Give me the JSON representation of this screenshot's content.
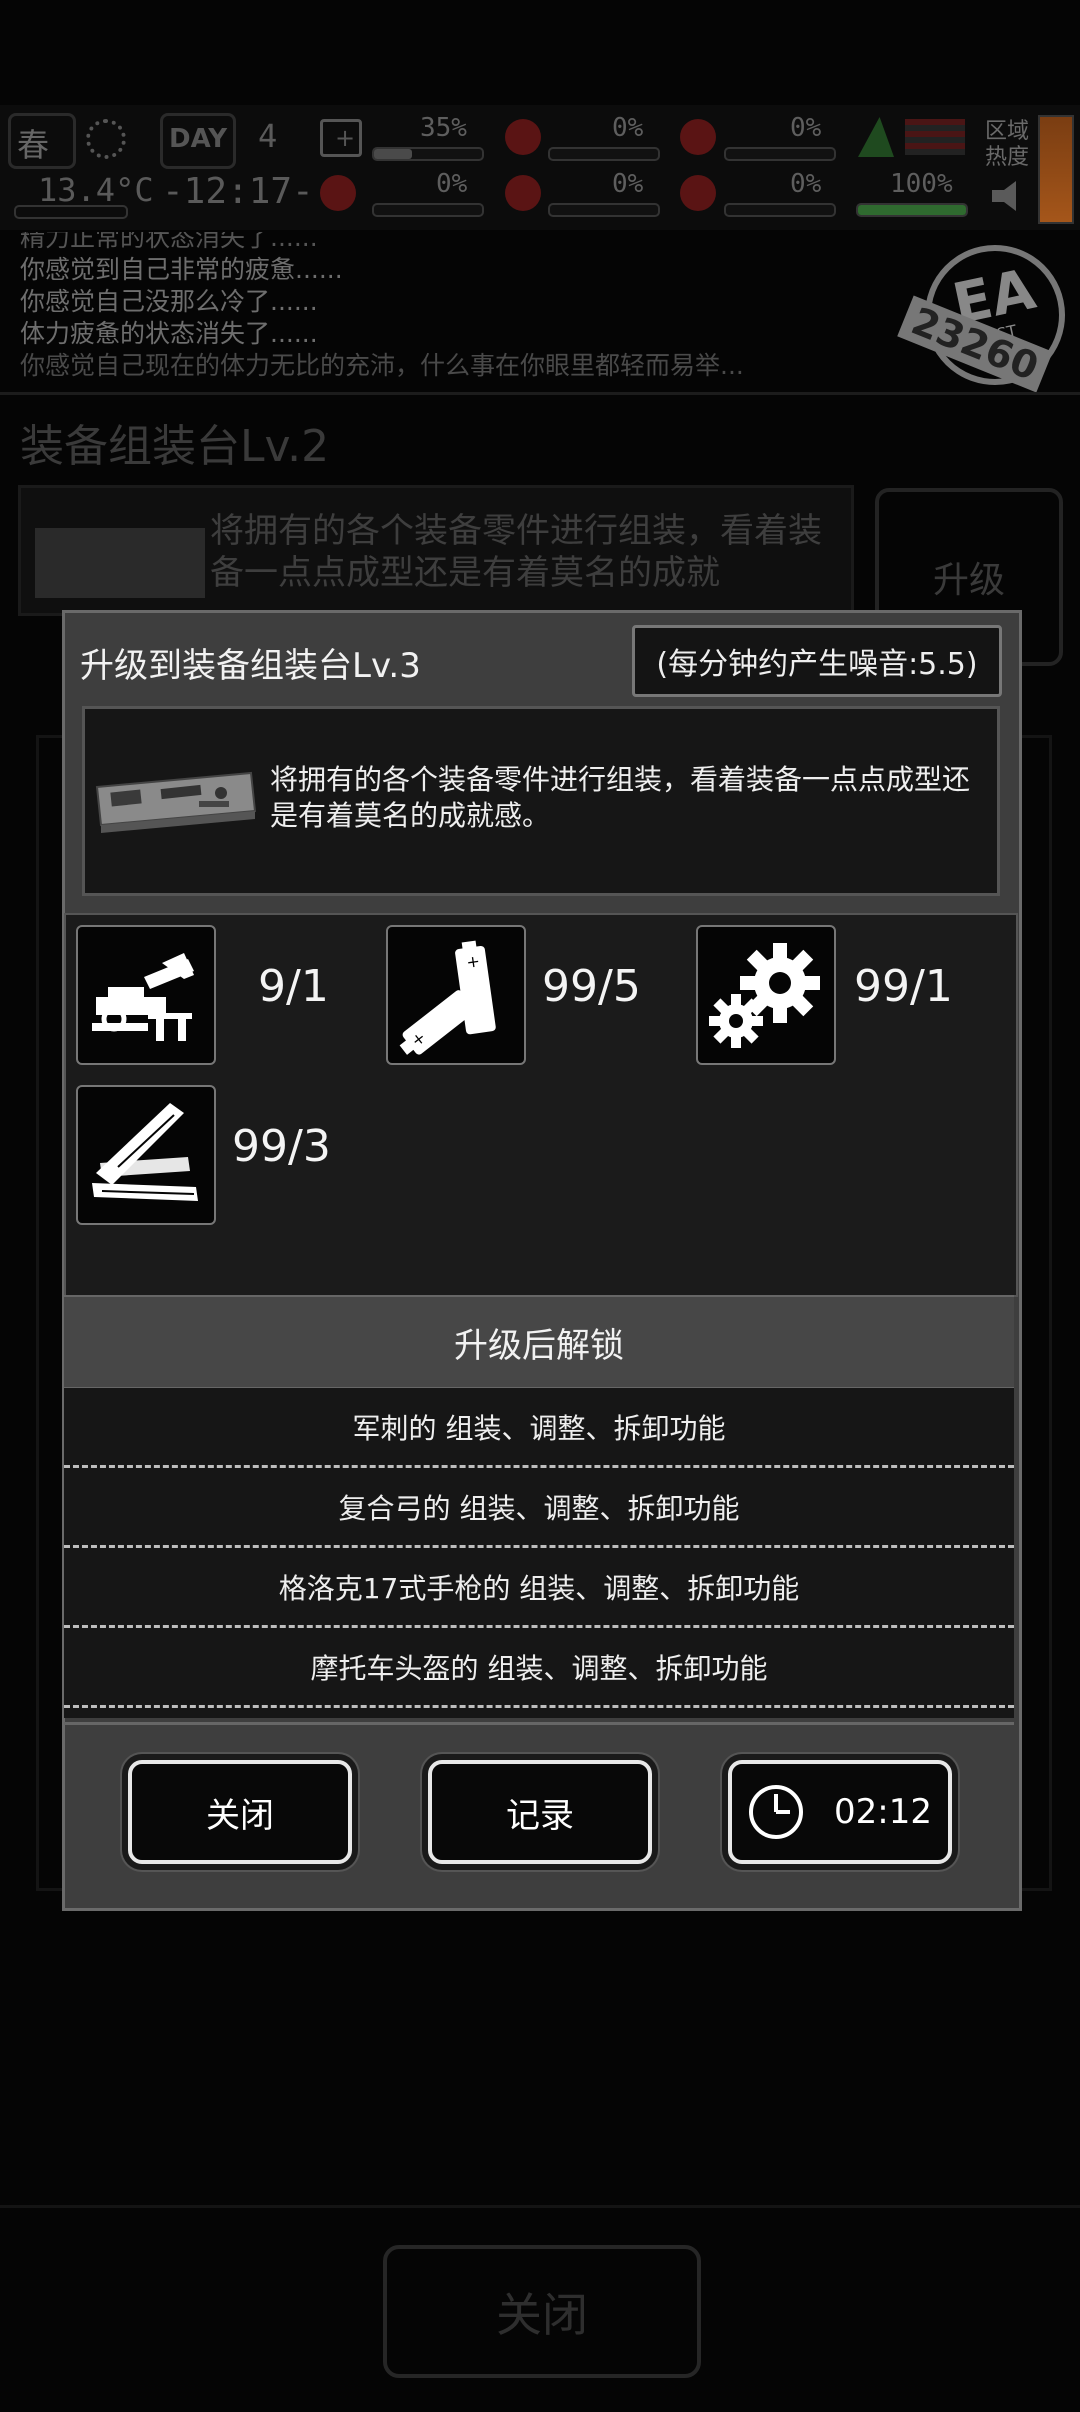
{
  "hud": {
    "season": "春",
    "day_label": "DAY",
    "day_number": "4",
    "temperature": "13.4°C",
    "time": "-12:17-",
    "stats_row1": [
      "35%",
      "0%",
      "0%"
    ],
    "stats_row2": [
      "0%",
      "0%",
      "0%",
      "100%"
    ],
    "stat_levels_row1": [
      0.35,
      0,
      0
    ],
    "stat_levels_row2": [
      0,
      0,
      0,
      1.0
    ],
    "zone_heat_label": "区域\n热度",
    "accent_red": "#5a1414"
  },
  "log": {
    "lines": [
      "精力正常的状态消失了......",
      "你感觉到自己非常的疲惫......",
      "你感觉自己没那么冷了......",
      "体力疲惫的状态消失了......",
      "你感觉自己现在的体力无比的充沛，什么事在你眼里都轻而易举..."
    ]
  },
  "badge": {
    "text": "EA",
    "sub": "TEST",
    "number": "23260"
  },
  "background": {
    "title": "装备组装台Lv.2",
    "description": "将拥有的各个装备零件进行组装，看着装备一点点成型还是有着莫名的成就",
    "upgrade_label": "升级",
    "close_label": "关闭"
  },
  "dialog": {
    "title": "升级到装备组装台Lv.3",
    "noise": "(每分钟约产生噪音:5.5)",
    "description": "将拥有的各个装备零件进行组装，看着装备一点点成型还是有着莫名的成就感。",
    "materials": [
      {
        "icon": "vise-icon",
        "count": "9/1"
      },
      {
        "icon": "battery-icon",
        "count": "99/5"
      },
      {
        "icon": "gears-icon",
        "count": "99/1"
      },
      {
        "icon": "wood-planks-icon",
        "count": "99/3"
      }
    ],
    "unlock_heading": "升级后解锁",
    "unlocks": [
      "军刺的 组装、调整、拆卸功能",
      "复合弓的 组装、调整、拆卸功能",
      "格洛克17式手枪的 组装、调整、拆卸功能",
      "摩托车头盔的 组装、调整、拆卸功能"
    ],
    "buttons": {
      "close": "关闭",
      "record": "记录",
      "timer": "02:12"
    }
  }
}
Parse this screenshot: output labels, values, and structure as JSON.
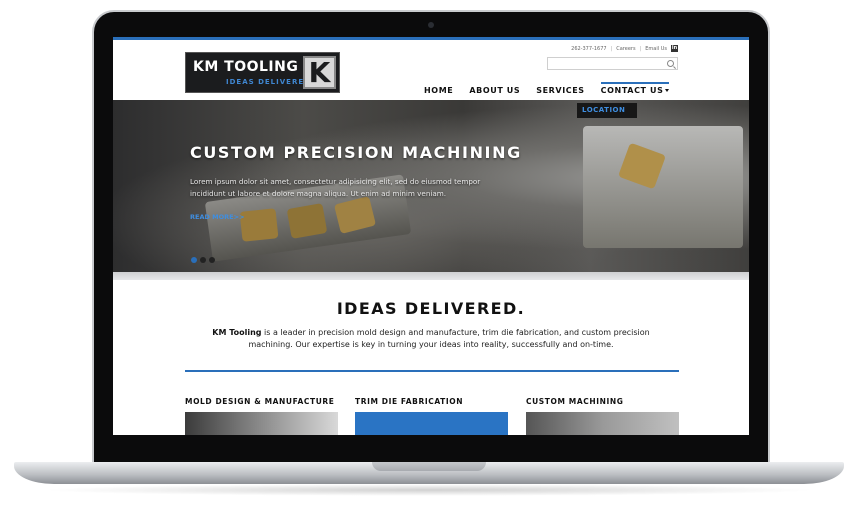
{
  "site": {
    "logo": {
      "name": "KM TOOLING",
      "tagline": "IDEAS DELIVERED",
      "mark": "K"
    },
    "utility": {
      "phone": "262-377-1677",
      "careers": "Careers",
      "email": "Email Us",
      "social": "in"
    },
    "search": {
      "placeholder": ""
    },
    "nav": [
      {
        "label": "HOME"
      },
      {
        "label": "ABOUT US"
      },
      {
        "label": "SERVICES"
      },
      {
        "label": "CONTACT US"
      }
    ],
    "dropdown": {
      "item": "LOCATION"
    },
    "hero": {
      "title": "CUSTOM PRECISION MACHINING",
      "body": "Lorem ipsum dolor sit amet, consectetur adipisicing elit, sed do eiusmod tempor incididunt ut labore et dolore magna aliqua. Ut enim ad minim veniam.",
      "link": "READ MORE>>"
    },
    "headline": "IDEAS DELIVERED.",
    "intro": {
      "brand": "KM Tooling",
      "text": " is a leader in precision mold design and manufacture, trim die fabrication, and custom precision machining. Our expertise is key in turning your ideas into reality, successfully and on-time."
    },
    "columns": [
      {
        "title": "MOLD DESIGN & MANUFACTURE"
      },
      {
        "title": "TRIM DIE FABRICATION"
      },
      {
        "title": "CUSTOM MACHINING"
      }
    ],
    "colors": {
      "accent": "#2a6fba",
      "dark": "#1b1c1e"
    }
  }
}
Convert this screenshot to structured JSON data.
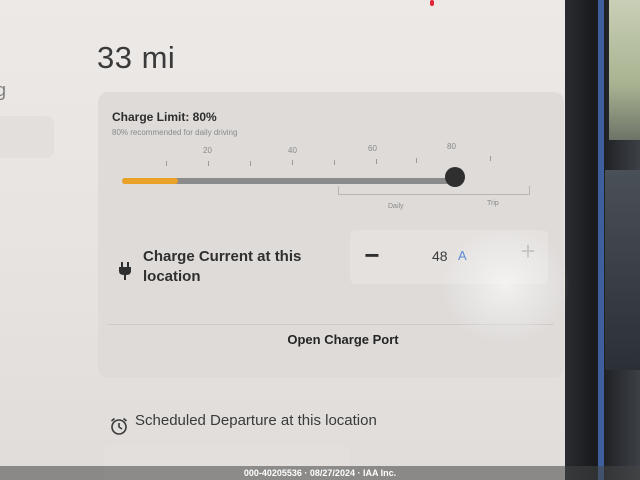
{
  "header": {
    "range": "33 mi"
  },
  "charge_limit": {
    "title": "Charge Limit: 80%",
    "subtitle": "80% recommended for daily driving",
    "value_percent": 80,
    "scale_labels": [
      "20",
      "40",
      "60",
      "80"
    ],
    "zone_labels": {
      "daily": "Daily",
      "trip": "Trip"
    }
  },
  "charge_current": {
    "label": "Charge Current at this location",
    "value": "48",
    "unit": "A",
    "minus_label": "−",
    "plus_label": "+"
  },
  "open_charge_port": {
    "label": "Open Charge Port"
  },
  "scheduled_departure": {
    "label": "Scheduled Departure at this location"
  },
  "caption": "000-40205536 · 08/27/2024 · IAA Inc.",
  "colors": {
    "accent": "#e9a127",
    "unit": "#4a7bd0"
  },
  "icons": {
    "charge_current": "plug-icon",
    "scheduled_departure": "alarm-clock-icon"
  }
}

-- To be done --
Copy whichever lines in the listing above contain the word "将拥有的各个装备零件进行组装".

-- Response --
    "description": "将拥有的各个装备零件进行组装，看着装备一点点成型还是有着莫名的成就",
    "description": "将拥有的各个装备零件进行组装，看着装备一点点成型还是有着莫名的成就感。",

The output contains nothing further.